=== SET EXERCISE ===
Filter the entries and keep only the lines where the string "text" appears.

=== Records excerpted from a collection ===
══════════════════════════════

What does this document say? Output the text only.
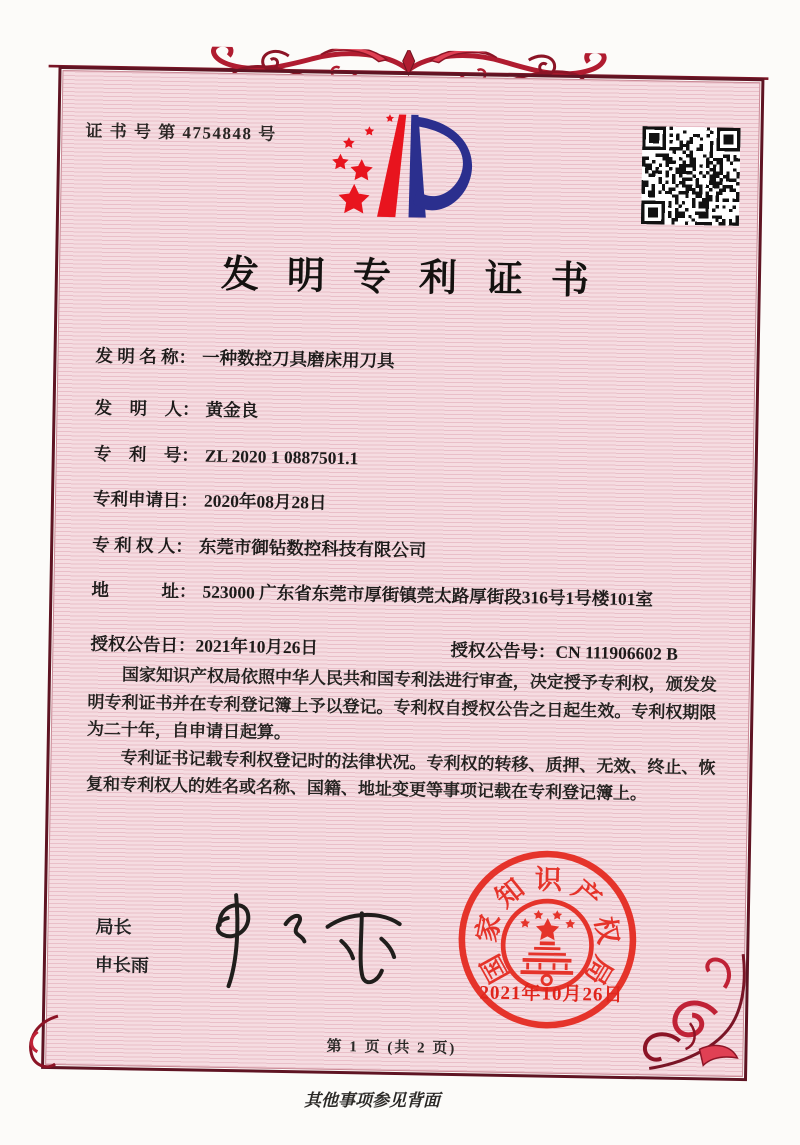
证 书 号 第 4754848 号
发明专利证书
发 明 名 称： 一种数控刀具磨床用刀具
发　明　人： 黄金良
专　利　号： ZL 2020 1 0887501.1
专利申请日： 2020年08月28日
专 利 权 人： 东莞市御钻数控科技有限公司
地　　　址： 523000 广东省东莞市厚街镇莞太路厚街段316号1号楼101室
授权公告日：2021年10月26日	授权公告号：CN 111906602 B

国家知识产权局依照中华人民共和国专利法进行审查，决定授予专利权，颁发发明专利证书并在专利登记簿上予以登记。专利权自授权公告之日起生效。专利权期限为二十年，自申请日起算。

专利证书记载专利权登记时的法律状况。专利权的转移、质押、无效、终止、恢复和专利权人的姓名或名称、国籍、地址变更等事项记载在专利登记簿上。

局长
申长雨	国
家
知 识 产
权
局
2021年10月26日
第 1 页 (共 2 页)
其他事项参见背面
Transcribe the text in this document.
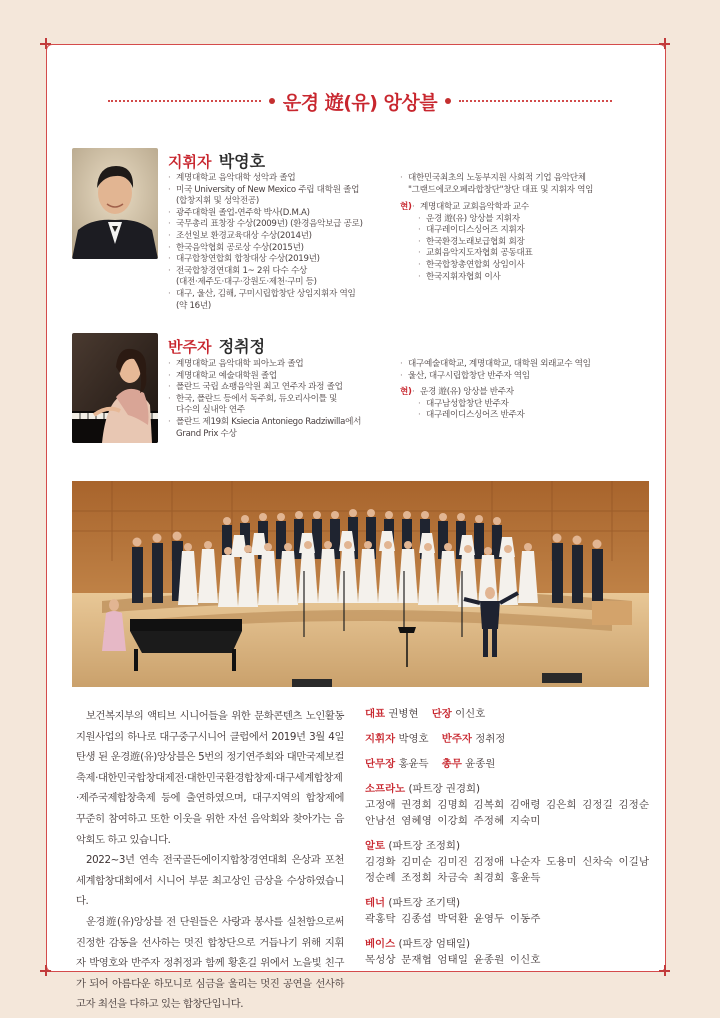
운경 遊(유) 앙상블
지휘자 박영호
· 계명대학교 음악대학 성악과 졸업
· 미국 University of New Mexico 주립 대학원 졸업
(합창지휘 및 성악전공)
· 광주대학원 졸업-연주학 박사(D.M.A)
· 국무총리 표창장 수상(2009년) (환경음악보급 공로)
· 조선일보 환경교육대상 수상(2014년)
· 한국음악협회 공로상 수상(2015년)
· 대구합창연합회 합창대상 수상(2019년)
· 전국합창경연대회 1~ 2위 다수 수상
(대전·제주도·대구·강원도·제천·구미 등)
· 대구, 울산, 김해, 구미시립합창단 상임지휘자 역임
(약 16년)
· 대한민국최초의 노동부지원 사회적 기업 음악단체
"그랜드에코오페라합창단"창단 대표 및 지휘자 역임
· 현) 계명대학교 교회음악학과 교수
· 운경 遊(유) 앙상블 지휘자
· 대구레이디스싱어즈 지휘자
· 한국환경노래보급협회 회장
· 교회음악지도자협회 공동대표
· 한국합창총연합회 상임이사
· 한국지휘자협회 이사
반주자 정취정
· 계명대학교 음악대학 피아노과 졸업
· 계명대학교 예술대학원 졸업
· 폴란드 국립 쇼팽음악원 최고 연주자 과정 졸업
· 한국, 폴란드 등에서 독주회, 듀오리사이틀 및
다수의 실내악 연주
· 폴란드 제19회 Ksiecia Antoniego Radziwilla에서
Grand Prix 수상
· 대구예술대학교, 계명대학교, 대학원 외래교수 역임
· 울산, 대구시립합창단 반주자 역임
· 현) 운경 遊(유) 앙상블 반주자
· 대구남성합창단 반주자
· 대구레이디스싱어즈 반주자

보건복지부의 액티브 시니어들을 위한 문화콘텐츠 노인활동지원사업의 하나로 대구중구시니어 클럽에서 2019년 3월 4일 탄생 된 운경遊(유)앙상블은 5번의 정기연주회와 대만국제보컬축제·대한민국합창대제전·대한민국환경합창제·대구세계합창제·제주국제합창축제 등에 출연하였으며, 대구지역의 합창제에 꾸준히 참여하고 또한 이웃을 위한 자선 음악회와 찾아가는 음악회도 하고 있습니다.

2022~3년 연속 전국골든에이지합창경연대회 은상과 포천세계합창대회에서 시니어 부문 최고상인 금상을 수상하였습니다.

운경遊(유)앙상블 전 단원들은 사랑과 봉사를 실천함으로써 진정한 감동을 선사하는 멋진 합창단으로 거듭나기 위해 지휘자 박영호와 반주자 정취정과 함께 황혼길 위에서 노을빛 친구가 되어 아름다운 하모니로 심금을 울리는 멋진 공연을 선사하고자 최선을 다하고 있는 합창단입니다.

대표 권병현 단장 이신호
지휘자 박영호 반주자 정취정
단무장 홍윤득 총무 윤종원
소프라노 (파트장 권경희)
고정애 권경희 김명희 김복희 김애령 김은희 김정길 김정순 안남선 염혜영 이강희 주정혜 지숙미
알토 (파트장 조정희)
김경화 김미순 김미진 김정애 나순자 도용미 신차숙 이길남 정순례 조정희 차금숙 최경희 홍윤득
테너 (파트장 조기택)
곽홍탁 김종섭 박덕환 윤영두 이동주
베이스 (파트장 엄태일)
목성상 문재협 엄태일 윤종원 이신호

══════════════════════════════

=== EXERCISE RESULT ===
What does this document say? Output the text only.
Transcribe the text in this document.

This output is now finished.